Problem to work on: Reproduce every entry exactly as shown.

[start Excerpted records]

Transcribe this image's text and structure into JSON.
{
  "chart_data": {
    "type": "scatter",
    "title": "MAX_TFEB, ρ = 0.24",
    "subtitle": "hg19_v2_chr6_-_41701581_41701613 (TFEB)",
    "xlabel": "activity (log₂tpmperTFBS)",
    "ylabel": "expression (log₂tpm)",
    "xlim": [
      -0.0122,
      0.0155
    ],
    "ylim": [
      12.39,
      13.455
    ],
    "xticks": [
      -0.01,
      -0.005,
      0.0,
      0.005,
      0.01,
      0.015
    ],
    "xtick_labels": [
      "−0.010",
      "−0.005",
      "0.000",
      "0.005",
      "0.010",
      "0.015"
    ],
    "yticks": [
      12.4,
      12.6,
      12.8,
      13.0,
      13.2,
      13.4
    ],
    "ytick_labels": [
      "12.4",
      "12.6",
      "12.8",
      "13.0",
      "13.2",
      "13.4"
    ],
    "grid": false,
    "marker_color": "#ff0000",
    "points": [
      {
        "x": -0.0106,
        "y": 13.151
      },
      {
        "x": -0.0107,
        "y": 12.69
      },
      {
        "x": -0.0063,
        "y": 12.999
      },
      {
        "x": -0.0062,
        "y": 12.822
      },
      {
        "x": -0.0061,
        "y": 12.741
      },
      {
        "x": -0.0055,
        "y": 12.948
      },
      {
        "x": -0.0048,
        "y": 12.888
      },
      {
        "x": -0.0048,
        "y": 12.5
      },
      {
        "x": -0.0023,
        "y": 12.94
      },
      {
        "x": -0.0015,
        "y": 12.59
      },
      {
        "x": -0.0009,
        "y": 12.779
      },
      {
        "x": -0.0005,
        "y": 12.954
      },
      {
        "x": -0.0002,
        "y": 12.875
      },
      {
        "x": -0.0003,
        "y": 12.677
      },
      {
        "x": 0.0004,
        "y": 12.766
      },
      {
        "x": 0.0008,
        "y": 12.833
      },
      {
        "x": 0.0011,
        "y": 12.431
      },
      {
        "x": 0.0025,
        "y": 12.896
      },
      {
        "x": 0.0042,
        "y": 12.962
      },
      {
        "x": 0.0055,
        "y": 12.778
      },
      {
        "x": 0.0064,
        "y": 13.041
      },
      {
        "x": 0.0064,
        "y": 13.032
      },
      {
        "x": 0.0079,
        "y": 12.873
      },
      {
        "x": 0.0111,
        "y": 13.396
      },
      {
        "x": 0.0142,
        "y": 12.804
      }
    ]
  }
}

[end Excerpted records]

Reply to the task:
Transcribe this image's text and structure into JSON.
{
  "chart_data": {
    "type": "scatter",
    "title": "MAX_TFEB, ρ = 0.24",
    "subtitle": "hg19_v2_chr6_-_41701581_41701613 (TFEB)",
    "xlabel": "activity (log₂tpmperTFBS)",
    "ylabel": "expression (log₂tpm)",
    "xlim": [
      -0.0122,
      0.0155
    ],
    "ylim": [
      12.39,
      13.455
    ],
    "xticks": [
      -0.01,
      -0.005,
      0.0,
      0.005,
      0.01,
      0.015
    ],
    "xtick_labels": [
      "−0.010",
      "−0.005",
      "0.000",
      "0.005",
      "0.010",
      "0.015"
    ],
    "yticks": [
      12.4,
      12.6,
      12.8,
      13.0,
      13.2,
      13.4
    ],
    "ytick_labels": [
      "12.4",
      "12.6",
      "12.8",
      "13.0",
      "13.2",
      "13.4"
    ],
    "grid": false,
    "marker_color": "#ff0000",
    "points": [
      {
        "x": -0.0106,
        "y": 13.151
      },
      {
        "x": -0.0107,
        "y": 12.69
      },
      {
        "x": -0.0063,
        "y": 12.999
      },
      {
        "x": -0.0062,
        "y": 12.822
      },
      {
        "x": -0.0061,
        "y": 12.741
      },
      {
        "x": -0.0055,
        "y": 12.948
      },
      {
        "x": -0.0048,
        "y": 12.888
      },
      {
        "x": -0.0048,
        "y": 12.5
      },
      {
        "x": -0.0023,
        "y": 12.94
      },
      {
        "x": -0.0015,
        "y": 12.59
      },
      {
        "x": -0.0009,
        "y": 12.779
      },
      {
        "x": -0.0005,
        "y": 12.954
      },
      {
        "x": -0.0002,
        "y": 12.875
      },
      {
        "x": -0.0003,
        "y": 12.677
      },
      {
        "x": 0.0004,
        "y": 12.766
      },
      {
        "x": 0.0008,
        "y": 12.833
      },
      {
        "x": 0.0011,
        "y": 12.431
      },
      {
        "x": 0.0025,
        "y": 12.896
      },
      {
        "x": 0.0042,
        "y": 12.962
      },
      {
        "x": 0.0055,
        "y": 12.778
      },
      {
        "x": 0.0064,
        "y": 13.041
      },
      {
        "x": 0.0064,
        "y": 13.032
      },
      {
        "x": 0.0079,
        "y": 12.873
      },
      {
        "x": 0.0111,
        "y": 13.396
      },
      {
        "x": 0.0142,
        "y": 12.804
      }
    ]
  }
}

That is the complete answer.